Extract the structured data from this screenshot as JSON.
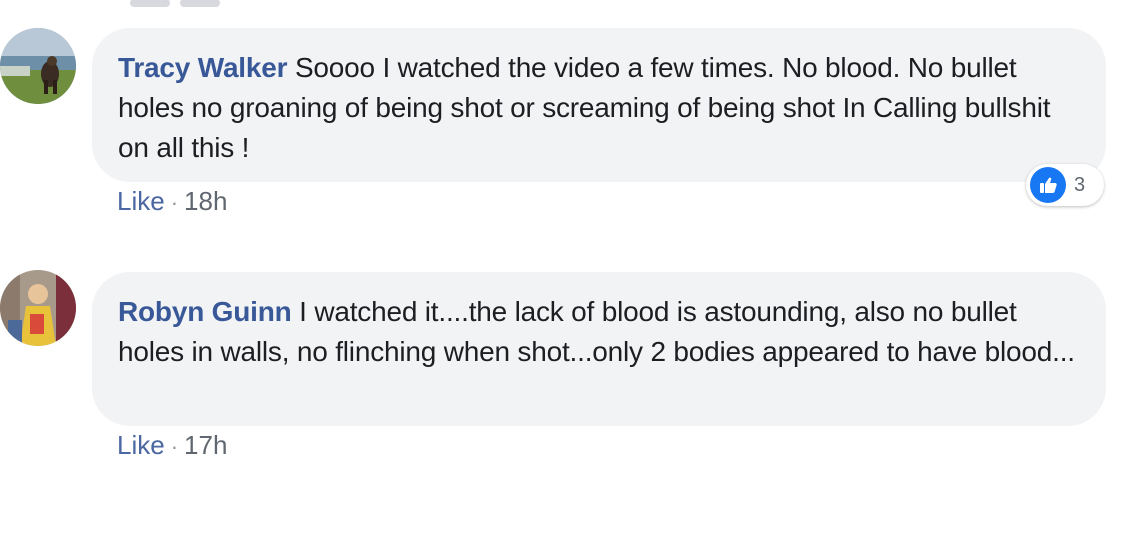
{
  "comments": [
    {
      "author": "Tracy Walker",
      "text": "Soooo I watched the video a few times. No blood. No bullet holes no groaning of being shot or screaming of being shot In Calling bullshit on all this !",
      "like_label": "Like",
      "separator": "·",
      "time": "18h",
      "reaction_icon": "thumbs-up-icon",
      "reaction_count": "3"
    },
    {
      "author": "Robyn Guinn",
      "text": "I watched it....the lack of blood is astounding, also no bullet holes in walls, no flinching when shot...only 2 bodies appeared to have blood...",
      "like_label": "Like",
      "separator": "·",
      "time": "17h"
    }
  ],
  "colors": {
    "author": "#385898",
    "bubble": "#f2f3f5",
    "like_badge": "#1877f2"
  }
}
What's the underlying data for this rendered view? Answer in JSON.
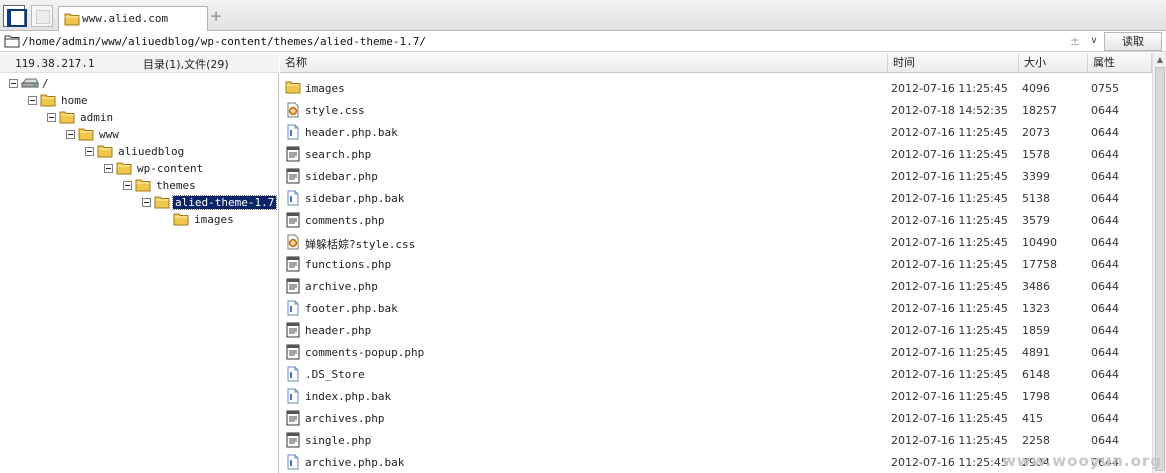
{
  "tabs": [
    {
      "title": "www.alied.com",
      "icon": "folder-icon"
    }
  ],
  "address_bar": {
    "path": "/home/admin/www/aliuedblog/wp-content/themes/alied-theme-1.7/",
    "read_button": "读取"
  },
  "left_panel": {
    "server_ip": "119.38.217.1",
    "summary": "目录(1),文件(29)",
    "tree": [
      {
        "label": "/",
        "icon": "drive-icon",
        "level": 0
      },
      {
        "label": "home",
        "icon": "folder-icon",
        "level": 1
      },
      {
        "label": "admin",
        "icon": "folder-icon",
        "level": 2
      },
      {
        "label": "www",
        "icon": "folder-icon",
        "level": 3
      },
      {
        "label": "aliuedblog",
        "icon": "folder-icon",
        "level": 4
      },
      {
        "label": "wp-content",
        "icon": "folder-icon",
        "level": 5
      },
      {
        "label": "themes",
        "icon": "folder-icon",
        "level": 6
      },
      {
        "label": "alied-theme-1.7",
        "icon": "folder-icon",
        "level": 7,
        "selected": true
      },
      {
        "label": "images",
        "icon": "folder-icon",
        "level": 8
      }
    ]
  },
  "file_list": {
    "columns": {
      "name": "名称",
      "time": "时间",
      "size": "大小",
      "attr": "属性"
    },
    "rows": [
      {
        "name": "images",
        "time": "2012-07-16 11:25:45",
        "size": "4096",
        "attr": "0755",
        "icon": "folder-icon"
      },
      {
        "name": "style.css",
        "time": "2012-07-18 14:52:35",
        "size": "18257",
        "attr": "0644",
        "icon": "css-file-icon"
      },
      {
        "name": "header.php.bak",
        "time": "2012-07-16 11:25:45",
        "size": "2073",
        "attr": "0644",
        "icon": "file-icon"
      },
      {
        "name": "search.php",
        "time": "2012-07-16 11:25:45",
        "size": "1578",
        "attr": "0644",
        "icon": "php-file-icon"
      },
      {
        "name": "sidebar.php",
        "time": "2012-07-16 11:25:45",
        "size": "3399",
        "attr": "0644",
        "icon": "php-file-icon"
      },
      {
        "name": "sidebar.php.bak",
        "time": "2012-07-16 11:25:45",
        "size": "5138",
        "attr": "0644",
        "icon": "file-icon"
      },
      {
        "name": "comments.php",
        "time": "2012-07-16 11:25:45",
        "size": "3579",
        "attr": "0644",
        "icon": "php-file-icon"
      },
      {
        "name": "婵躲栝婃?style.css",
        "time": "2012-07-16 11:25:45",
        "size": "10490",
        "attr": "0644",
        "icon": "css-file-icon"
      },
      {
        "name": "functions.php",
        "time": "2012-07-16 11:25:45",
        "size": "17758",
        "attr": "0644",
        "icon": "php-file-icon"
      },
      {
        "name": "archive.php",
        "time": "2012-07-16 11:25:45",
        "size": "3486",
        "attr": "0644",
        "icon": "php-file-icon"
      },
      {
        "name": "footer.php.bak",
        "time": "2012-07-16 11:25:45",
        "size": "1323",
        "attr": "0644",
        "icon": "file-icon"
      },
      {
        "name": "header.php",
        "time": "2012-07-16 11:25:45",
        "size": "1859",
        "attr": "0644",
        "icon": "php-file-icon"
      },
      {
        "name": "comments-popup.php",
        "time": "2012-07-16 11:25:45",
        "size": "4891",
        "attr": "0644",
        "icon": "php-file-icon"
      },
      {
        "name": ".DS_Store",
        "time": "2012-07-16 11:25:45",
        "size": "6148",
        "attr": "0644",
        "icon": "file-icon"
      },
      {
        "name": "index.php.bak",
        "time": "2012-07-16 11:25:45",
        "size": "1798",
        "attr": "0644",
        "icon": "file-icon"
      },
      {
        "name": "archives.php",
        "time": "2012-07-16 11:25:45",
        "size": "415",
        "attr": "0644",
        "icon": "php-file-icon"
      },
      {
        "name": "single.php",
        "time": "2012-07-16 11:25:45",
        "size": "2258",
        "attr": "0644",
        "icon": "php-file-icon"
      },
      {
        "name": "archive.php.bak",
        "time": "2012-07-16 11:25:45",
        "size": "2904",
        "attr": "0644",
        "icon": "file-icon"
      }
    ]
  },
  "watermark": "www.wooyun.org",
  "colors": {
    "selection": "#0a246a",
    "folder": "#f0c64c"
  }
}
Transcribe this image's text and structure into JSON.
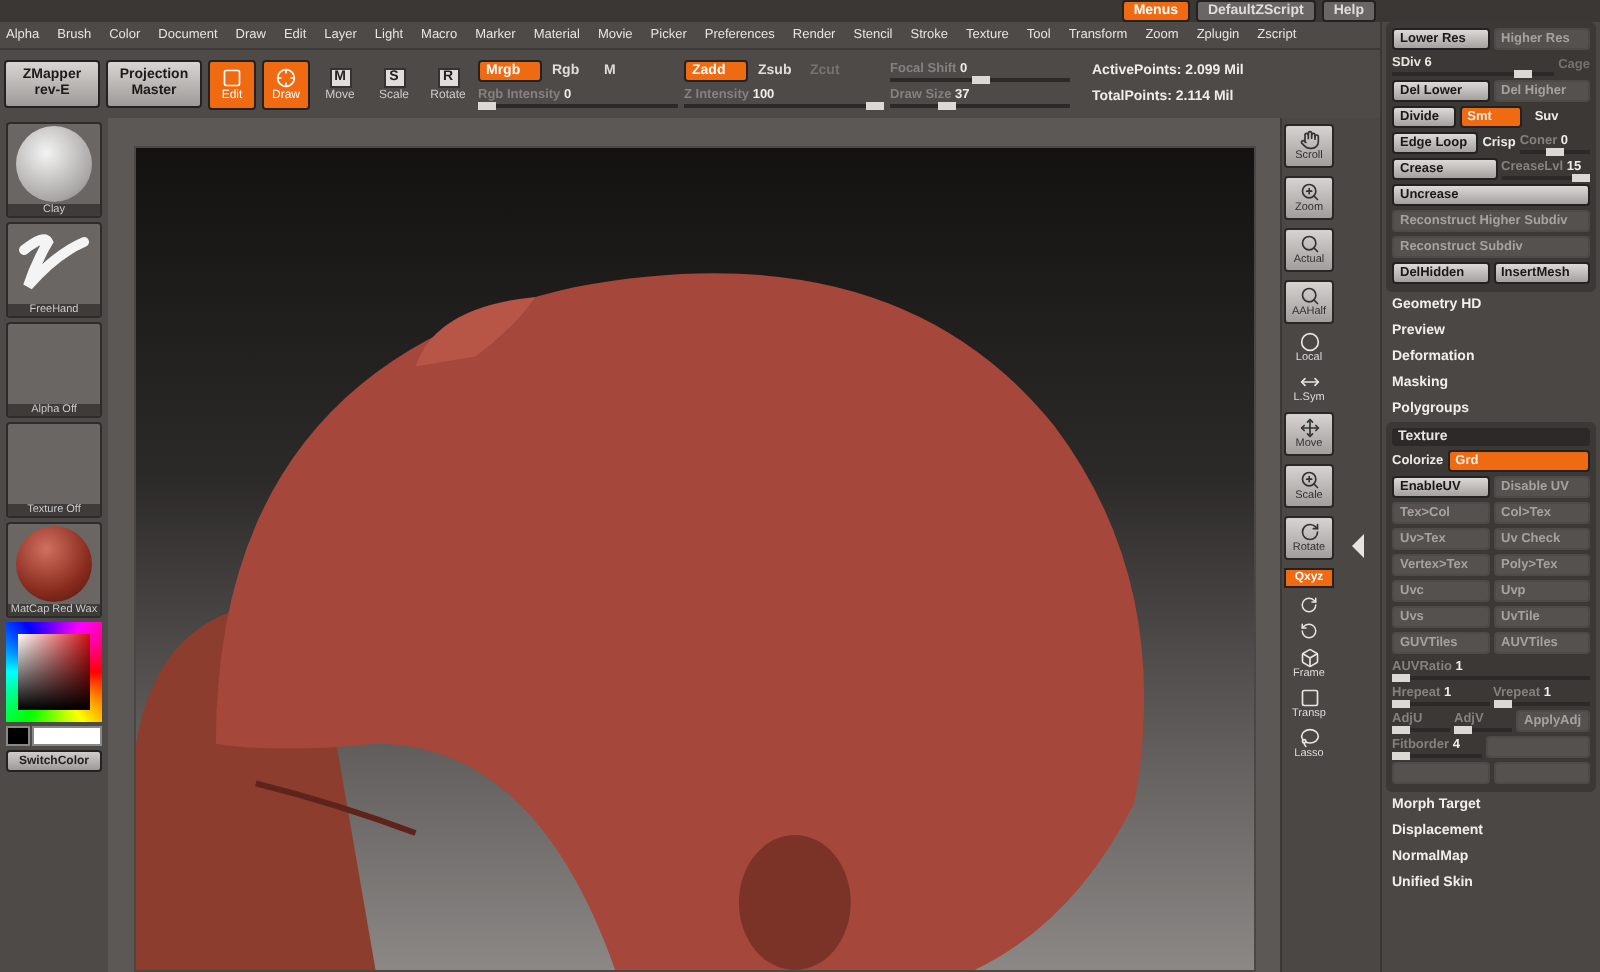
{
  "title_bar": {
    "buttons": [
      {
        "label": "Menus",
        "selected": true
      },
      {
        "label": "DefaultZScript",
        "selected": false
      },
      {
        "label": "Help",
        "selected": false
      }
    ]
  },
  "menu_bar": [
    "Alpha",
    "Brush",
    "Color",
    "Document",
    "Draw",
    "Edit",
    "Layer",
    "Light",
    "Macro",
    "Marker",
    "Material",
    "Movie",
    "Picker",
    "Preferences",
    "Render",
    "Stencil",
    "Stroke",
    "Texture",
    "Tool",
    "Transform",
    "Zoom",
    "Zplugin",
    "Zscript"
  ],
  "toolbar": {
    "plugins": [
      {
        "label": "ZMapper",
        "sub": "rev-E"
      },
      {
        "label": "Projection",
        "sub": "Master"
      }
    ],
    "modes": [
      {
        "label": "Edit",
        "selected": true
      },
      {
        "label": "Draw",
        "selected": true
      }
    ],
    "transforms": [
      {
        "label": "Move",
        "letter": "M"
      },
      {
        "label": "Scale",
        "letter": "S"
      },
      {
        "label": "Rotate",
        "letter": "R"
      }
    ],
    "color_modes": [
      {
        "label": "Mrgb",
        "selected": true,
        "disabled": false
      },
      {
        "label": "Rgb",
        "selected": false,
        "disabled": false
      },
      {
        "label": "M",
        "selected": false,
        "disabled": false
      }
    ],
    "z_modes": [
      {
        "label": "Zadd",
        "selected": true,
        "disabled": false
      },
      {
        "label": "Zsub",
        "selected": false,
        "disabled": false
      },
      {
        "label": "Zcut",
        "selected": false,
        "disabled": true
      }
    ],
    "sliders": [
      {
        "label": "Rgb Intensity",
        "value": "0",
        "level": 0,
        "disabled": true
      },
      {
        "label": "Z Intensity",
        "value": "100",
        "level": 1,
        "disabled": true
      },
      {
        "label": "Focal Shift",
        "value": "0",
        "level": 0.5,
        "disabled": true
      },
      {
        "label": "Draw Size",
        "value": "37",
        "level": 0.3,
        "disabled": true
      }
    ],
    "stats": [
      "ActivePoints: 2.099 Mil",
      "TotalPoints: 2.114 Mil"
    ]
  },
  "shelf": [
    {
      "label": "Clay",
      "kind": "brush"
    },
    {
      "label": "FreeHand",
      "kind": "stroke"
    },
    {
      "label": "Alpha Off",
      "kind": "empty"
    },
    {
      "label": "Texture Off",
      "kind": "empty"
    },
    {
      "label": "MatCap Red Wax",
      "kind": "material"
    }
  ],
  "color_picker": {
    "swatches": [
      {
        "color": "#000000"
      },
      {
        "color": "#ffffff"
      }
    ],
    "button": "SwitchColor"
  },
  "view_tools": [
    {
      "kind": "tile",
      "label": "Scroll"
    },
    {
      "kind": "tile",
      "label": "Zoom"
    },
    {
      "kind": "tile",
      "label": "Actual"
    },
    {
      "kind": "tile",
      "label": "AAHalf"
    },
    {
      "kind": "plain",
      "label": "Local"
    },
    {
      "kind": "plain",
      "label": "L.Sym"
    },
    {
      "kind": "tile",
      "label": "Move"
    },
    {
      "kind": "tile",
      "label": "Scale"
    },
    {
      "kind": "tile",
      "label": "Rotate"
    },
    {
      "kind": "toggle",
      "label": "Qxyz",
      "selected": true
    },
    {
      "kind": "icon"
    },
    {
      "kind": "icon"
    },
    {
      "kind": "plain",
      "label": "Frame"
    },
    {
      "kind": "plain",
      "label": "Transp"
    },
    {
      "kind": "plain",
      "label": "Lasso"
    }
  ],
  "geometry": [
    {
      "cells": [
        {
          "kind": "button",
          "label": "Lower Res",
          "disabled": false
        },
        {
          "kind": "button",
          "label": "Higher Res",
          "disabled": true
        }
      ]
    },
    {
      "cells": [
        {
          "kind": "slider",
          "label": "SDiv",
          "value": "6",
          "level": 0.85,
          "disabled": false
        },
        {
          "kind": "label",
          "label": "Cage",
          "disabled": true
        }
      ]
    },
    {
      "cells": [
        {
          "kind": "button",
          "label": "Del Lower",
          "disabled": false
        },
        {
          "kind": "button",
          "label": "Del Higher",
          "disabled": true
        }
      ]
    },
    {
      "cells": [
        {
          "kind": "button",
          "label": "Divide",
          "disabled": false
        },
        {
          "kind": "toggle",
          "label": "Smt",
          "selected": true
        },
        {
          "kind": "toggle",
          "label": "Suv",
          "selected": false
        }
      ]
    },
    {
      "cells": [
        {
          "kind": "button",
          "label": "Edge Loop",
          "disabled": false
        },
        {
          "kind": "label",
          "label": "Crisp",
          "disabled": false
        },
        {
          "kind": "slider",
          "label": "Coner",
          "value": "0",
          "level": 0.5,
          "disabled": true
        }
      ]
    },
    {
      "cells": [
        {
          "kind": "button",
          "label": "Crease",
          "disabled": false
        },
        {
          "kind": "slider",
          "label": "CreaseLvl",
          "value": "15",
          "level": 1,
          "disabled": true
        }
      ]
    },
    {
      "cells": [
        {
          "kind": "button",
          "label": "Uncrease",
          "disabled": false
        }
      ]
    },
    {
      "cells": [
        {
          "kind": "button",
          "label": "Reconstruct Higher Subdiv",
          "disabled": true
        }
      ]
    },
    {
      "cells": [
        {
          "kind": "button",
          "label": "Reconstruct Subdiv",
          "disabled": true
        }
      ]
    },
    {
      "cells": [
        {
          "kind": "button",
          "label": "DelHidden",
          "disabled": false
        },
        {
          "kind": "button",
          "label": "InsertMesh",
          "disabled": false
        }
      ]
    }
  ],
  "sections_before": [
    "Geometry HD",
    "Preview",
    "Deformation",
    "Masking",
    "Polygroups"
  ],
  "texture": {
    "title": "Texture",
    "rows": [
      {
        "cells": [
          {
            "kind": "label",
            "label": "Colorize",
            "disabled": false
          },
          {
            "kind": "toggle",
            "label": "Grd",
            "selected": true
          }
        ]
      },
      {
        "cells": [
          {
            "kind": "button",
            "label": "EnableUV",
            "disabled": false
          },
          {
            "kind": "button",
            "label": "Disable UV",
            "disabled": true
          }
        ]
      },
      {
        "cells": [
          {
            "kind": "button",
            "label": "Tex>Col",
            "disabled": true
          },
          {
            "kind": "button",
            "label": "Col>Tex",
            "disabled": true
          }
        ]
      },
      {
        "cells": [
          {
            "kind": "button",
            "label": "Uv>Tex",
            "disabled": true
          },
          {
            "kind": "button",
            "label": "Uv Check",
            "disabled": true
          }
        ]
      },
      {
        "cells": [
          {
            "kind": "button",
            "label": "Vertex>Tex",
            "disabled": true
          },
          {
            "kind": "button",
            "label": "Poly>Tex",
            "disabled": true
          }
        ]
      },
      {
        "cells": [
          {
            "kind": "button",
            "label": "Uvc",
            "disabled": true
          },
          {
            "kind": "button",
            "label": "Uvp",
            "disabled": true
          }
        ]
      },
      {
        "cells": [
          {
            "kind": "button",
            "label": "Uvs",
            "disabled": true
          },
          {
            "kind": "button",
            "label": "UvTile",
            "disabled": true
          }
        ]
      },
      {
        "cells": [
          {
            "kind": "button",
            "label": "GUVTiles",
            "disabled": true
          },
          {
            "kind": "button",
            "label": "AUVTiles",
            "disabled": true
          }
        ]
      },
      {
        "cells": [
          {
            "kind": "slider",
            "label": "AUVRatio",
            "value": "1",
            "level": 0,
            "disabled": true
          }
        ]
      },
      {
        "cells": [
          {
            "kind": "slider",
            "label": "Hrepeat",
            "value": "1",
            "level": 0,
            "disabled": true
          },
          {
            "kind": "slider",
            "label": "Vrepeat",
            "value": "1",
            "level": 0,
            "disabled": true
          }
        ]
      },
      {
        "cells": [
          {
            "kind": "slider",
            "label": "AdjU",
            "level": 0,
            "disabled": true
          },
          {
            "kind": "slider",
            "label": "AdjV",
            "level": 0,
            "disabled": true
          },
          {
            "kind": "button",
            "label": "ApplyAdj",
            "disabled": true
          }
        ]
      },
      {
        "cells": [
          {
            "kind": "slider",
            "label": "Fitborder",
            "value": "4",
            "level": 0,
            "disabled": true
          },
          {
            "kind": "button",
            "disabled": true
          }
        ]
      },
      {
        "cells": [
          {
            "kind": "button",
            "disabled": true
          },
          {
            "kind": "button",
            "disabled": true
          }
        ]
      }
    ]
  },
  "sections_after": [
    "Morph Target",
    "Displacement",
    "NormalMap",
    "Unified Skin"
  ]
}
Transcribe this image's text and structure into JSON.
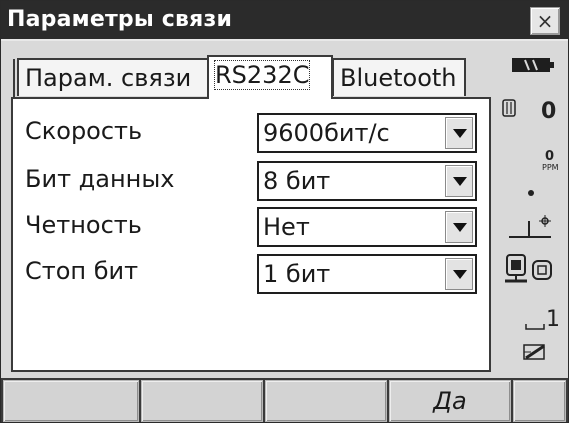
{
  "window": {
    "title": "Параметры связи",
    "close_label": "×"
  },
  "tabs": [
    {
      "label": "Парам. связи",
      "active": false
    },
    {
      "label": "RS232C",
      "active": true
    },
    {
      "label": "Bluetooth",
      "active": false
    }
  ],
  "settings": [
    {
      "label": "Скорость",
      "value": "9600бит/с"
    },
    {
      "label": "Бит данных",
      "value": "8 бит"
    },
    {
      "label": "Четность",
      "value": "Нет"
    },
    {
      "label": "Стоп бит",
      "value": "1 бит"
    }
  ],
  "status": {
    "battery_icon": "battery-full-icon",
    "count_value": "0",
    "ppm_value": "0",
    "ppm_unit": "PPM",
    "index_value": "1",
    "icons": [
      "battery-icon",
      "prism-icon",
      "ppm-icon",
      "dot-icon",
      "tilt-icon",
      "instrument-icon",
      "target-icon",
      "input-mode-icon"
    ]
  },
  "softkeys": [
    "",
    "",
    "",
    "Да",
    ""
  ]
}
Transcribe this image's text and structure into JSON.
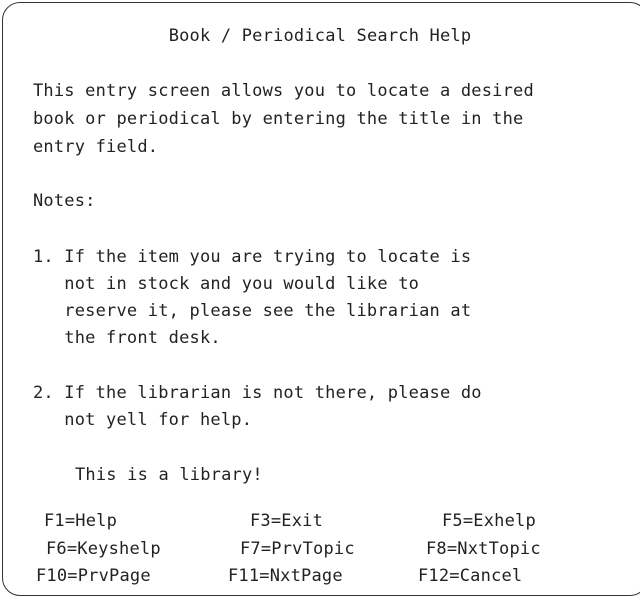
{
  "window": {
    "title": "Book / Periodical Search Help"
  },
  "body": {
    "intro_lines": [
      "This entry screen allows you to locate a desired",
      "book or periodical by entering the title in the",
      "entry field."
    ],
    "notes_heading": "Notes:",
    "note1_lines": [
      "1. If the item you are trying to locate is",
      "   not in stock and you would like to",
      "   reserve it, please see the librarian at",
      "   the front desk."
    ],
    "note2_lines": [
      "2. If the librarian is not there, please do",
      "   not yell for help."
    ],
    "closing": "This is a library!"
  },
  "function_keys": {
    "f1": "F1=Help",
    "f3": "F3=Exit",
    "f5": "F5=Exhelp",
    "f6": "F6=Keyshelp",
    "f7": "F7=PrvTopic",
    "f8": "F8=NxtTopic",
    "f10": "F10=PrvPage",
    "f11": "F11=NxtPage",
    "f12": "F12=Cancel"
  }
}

****

WHAT IS REQUIRED: Give only the number of lines above that hold the string "sidebar".

ANSWER TO THE TASK: 2